== Description of the task ==
Without the pictures, return each record as it appears.

== Input material ==
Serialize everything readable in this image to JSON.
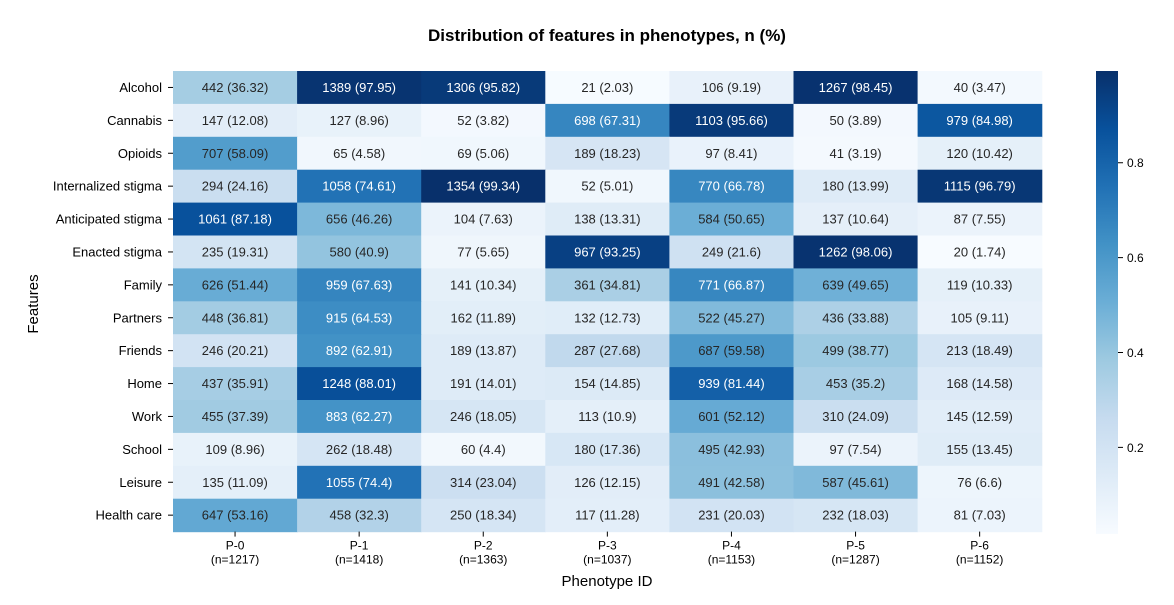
{
  "chart_data": {
    "type": "heatmap",
    "title": "Distribution of features in phenotypes, n (%)",
    "xlabel": "Phenotype ID",
    "ylabel": "Features",
    "columns": [
      {
        "label": "P-0",
        "n_label": "(n=1217)"
      },
      {
        "label": "P-1",
        "n_label": "(n=1418)"
      },
      {
        "label": "P-2",
        "n_label": "(n=1363)"
      },
      {
        "label": "P-3",
        "n_label": "(n=1037)"
      },
      {
        "label": "P-4",
        "n_label": "(n=1153)"
      },
      {
        "label": "P-5",
        "n_label": "(n=1287)"
      },
      {
        "label": "P-6",
        "n_label": "(n=1152)"
      }
    ],
    "rows": [
      "Alcohol",
      "Cannabis",
      "Opioids",
      "Internalized stigma",
      "Anticipated stigma",
      "Enacted stigma",
      "Family",
      "Partners",
      "Friends",
      "Home",
      "Work",
      "School",
      "Leisure",
      "Health care"
    ],
    "counts": [
      [
        442,
        1389,
        1306,
        21,
        106,
        1267,
        40
      ],
      [
        147,
        127,
        52,
        698,
        1103,
        50,
        979
      ],
      [
        707,
        65,
        69,
        189,
        97,
        41,
        120
      ],
      [
        294,
        1058,
        1354,
        52,
        770,
        180,
        1115
      ],
      [
        1061,
        656,
        104,
        138,
        584,
        137,
        87
      ],
      [
        235,
        580,
        77,
        967,
        249,
        1262,
        20
      ],
      [
        626,
        959,
        141,
        361,
        771,
        639,
        119
      ],
      [
        448,
        915,
        162,
        132,
        522,
        436,
        105
      ],
      [
        246,
        892,
        189,
        287,
        687,
        499,
        213
      ],
      [
        437,
        1248,
        191,
        154,
        939,
        453,
        168
      ],
      [
        455,
        883,
        246,
        113,
        601,
        310,
        145
      ],
      [
        109,
        262,
        60,
        180,
        495,
        97,
        155
      ],
      [
        135,
        1055,
        314,
        126,
        491,
        587,
        76
      ],
      [
        647,
        458,
        250,
        117,
        231,
        232,
        81
      ]
    ],
    "percents": [
      [
        "36.32",
        "97.95",
        "95.82",
        "2.03",
        "9.19",
        "98.45",
        "3.47"
      ],
      [
        "12.08",
        "8.96",
        "3.82",
        "67.31",
        "95.66",
        "3.89",
        "84.98"
      ],
      [
        "58.09",
        "4.58",
        "5.06",
        "18.23",
        "8.41",
        "3.19",
        "10.42"
      ],
      [
        "24.16",
        "74.61",
        "99.34",
        "5.01",
        "66.78",
        "13.99",
        "96.79"
      ],
      [
        "87.18",
        "46.26",
        "7.63",
        "13.31",
        "50.65",
        "10.64",
        "7.55"
      ],
      [
        "19.31",
        "40.9",
        "5.65",
        "93.25",
        "21.6",
        "98.06",
        "1.74"
      ],
      [
        "51.44",
        "67.63",
        "10.34",
        "34.81",
        "66.87",
        "49.65",
        "10.33"
      ],
      [
        "36.81",
        "64.53",
        "11.89",
        "12.73",
        "45.27",
        "33.88",
        "9.11"
      ],
      [
        "20.21",
        "62.91",
        "13.87",
        "27.68",
        "59.58",
        "38.77",
        "18.49"
      ],
      [
        "35.91",
        "88.01",
        "14.01",
        "14.85",
        "81.44",
        "35.2",
        "14.58"
      ],
      [
        "37.39",
        "62.27",
        "18.05",
        "10.9",
        "52.12",
        "24.09",
        "12.59"
      ],
      [
        "8.96",
        "18.48",
        "4.4",
        "17.36",
        "42.93",
        "7.54",
        "13.45"
      ],
      [
        "11.09",
        "74.4",
        "23.04",
        "12.15",
        "42.58",
        "45.61",
        "6.6"
      ],
      [
        "53.16",
        "32.3",
        "18.34",
        "11.28",
        "20.03",
        "18.03",
        "7.03"
      ]
    ],
    "colormap": "Blues",
    "color_range": [
      0.0174,
      0.9934
    ],
    "colorbar_ticks": [
      "0.2",
      "0.4",
      "0.6",
      "0.8"
    ],
    "colorbar_tick_values": [
      0.2,
      0.4,
      0.6,
      0.8
    ],
    "grid": false,
    "legend": "colorbar right"
  }
}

== Output of the exercise ==
Serialize everything readable in this image to JSON.
{
  "chart_data": {
    "type": "heatmap",
    "title": "Distribution of features in phenotypes, n (%)",
    "xlabel": "Phenotype ID",
    "ylabel": "Features",
    "columns": [
      {
        "label": "P-0",
        "n_label": "(n=1217)"
      },
      {
        "label": "P-1",
        "n_label": "(n=1418)"
      },
      {
        "label": "P-2",
        "n_label": "(n=1363)"
      },
      {
        "label": "P-3",
        "n_label": "(n=1037)"
      },
      {
        "label": "P-4",
        "n_label": "(n=1153)"
      },
      {
        "label": "P-5",
        "n_label": "(n=1287)"
      },
      {
        "label": "P-6",
        "n_label": "(n=1152)"
      }
    ],
    "rows": [
      "Alcohol",
      "Cannabis",
      "Opioids",
      "Internalized stigma",
      "Anticipated stigma",
      "Enacted stigma",
      "Family",
      "Partners",
      "Friends",
      "Home",
      "Work",
      "School",
      "Leisure",
      "Health care"
    ],
    "counts": [
      [
        442,
        1389,
        1306,
        21,
        106,
        1267,
        40
      ],
      [
        147,
        127,
        52,
        698,
        1103,
        50,
        979
      ],
      [
        707,
        65,
        69,
        189,
        97,
        41,
        120
      ],
      [
        294,
        1058,
        1354,
        52,
        770,
        180,
        1115
      ],
      [
        1061,
        656,
        104,
        138,
        584,
        137,
        87
      ],
      [
        235,
        580,
        77,
        967,
        249,
        1262,
        20
      ],
      [
        626,
        959,
        141,
        361,
        771,
        639,
        119
      ],
      [
        448,
        915,
        162,
        132,
        522,
        436,
        105
      ],
      [
        246,
        892,
        189,
        287,
        687,
        499,
        213
      ],
      [
        437,
        1248,
        191,
        154,
        939,
        453,
        168
      ],
      [
        455,
        883,
        246,
        113,
        601,
        310,
        145
      ],
      [
        109,
        262,
        60,
        180,
        495,
        97,
        155
      ],
      [
        135,
        1055,
        314,
        126,
        491,
        587,
        76
      ],
      [
        647,
        458,
        250,
        117,
        231,
        232,
        81
      ]
    ],
    "percents": [
      [
        "36.32",
        "97.95",
        "95.82",
        "2.03",
        "9.19",
        "98.45",
        "3.47"
      ],
      [
        "12.08",
        "8.96",
        "3.82",
        "67.31",
        "95.66",
        "3.89",
        "84.98"
      ],
      [
        "58.09",
        "4.58",
        "5.06",
        "18.23",
        "8.41",
        "3.19",
        "10.42"
      ],
      [
        "24.16",
        "74.61",
        "99.34",
        "5.01",
        "66.78",
        "13.99",
        "96.79"
      ],
      [
        "87.18",
        "46.26",
        "7.63",
        "13.31",
        "50.65",
        "10.64",
        "7.55"
      ],
      [
        "19.31",
        "40.9",
        "5.65",
        "93.25",
        "21.6",
        "98.06",
        "1.74"
      ],
      [
        "51.44",
        "67.63",
        "10.34",
        "34.81",
        "66.87",
        "49.65",
        "10.33"
      ],
      [
        "36.81",
        "64.53",
        "11.89",
        "12.73",
        "45.27",
        "33.88",
        "9.11"
      ],
      [
        "20.21",
        "62.91",
        "13.87",
        "27.68",
        "59.58",
        "38.77",
        "18.49"
      ],
      [
        "35.91",
        "88.01",
        "14.01",
        "14.85",
        "81.44",
        "35.2",
        "14.58"
      ],
      [
        "37.39",
        "62.27",
        "18.05",
        "10.9",
        "52.12",
        "24.09",
        "12.59"
      ],
      [
        "8.96",
        "18.48",
        "4.4",
        "17.36",
        "42.93",
        "7.54",
        "13.45"
      ],
      [
        "11.09",
        "74.4",
        "23.04",
        "12.15",
        "42.58",
        "45.61",
        "6.6"
      ],
      [
        "53.16",
        "32.3",
        "18.34",
        "11.28",
        "20.03",
        "18.03",
        "7.03"
      ]
    ],
    "colormap": "Blues",
    "color_range": [
      0.0174,
      0.9934
    ],
    "colorbar_ticks": [
      "0.2",
      "0.4",
      "0.6",
      "0.8"
    ],
    "colorbar_tick_values": [
      0.2,
      0.4,
      0.6,
      0.8
    ],
    "grid": false,
    "legend": "colorbar right"
  }
}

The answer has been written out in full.